(Extracts from a graphics dataset)
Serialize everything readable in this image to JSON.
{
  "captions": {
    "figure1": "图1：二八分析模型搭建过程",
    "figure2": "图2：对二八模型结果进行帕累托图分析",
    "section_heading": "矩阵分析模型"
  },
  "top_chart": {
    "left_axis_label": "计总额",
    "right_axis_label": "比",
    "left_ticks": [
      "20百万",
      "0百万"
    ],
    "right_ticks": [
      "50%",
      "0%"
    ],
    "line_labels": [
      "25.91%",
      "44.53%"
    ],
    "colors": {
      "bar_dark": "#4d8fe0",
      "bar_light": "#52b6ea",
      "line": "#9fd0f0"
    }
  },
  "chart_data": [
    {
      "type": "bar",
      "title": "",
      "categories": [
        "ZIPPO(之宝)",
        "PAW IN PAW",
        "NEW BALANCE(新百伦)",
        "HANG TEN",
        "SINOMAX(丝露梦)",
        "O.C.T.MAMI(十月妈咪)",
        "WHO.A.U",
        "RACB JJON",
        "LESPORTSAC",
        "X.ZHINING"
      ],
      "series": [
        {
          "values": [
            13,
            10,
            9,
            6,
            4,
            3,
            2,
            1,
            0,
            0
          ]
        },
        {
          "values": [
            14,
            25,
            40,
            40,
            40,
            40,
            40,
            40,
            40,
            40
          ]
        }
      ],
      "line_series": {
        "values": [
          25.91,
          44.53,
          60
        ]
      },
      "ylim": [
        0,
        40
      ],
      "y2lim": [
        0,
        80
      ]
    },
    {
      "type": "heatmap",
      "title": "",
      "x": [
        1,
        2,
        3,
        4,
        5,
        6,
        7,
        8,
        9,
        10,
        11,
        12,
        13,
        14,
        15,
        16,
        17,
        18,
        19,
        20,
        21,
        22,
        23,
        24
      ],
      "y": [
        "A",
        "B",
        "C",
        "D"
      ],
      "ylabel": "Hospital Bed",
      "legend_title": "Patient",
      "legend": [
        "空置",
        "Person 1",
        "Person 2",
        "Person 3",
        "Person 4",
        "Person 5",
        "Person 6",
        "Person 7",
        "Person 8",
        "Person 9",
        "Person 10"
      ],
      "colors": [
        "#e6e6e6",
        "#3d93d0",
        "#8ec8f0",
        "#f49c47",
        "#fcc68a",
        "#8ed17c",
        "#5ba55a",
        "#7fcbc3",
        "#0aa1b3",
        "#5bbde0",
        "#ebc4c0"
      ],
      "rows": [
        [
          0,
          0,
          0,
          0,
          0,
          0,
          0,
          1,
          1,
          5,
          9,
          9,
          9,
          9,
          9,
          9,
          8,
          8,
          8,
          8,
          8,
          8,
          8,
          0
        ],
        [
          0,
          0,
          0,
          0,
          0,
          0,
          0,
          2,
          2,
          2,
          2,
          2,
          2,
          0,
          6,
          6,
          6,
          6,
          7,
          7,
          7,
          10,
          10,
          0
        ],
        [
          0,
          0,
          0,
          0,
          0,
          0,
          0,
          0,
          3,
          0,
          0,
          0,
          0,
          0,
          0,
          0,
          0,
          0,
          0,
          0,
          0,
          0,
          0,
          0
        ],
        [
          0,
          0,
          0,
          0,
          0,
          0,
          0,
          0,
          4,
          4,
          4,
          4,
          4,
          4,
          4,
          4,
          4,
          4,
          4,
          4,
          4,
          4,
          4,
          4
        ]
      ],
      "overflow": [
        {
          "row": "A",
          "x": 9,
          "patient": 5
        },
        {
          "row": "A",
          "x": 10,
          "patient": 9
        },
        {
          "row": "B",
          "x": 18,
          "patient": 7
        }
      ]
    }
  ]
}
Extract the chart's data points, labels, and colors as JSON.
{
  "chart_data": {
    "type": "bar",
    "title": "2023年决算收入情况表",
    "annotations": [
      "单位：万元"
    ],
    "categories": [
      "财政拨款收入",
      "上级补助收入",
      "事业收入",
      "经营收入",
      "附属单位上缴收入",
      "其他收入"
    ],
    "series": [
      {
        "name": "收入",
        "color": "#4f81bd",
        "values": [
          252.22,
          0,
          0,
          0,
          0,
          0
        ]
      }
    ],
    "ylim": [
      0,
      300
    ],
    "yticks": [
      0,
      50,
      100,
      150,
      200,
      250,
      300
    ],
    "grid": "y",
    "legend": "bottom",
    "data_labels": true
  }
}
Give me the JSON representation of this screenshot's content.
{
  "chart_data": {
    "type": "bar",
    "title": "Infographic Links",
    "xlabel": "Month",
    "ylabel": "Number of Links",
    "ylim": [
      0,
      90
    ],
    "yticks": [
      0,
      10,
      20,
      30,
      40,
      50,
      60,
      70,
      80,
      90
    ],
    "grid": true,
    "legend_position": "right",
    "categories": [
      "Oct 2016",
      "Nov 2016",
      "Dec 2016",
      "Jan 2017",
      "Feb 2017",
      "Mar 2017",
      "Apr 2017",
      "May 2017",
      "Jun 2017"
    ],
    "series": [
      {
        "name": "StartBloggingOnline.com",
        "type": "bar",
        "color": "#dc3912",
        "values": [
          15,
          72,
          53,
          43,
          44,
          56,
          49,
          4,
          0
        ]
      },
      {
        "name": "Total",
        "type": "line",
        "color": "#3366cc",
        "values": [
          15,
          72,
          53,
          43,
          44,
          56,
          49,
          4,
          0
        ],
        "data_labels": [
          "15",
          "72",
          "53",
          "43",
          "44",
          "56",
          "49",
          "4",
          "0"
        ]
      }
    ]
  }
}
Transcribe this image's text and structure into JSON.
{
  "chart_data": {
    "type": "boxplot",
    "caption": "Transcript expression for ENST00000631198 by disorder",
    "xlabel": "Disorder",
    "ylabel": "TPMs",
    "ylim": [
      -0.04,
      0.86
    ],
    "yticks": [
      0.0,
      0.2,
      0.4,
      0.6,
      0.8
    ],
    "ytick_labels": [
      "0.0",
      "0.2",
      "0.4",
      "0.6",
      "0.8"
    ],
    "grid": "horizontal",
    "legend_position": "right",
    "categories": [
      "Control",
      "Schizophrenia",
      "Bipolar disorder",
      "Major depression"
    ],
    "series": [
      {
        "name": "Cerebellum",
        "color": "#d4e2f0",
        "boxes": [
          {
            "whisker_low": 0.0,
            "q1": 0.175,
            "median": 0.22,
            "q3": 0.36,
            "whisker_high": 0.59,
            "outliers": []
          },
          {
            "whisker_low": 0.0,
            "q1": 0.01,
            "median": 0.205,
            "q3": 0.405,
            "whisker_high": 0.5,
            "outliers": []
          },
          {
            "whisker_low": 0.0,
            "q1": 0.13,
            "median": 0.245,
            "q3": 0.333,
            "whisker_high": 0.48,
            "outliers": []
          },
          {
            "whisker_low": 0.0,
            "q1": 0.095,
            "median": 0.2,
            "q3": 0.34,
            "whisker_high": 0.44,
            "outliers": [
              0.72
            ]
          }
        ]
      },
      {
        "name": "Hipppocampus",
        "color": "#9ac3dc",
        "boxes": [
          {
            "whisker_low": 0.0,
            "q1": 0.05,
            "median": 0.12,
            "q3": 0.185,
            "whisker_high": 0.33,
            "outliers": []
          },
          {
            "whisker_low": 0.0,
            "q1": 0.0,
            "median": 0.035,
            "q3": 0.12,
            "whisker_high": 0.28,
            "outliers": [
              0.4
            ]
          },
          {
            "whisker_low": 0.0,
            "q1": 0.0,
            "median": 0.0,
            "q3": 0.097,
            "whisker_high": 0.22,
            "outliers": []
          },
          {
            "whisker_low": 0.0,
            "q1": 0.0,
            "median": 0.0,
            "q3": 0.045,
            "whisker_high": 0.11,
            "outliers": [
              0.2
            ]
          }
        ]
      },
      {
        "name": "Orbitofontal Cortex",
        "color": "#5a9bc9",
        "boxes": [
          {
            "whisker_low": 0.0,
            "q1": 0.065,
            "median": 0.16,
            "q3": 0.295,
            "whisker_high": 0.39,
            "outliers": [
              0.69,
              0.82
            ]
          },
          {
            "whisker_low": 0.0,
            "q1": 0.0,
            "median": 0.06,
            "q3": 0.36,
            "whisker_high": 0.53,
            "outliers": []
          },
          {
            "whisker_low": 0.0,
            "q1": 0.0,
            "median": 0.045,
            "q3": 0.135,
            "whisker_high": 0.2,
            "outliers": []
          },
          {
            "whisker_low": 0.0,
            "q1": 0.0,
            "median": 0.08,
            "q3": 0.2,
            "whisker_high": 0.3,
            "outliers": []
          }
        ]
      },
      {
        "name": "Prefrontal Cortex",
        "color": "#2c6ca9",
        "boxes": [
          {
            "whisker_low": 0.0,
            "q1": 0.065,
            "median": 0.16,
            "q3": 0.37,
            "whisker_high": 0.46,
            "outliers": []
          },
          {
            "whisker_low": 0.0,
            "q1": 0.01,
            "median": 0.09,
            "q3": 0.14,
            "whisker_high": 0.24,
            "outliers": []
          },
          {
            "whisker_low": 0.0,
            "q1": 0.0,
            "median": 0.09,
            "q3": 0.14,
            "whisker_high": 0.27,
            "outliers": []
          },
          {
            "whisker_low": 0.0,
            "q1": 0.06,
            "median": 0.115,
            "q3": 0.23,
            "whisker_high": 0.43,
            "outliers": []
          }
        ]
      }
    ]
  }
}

_Set exercise_
Using the listing above, list every line in which the string "Person" occurs.

_Answer_
        "Person 1",
        "Person 2",
        "Person 3",
        "Person 4",
        "Person 5",
        "Person 6",
        "Person 7",
        "Person 8",
        "Person 9",
        "Person 10"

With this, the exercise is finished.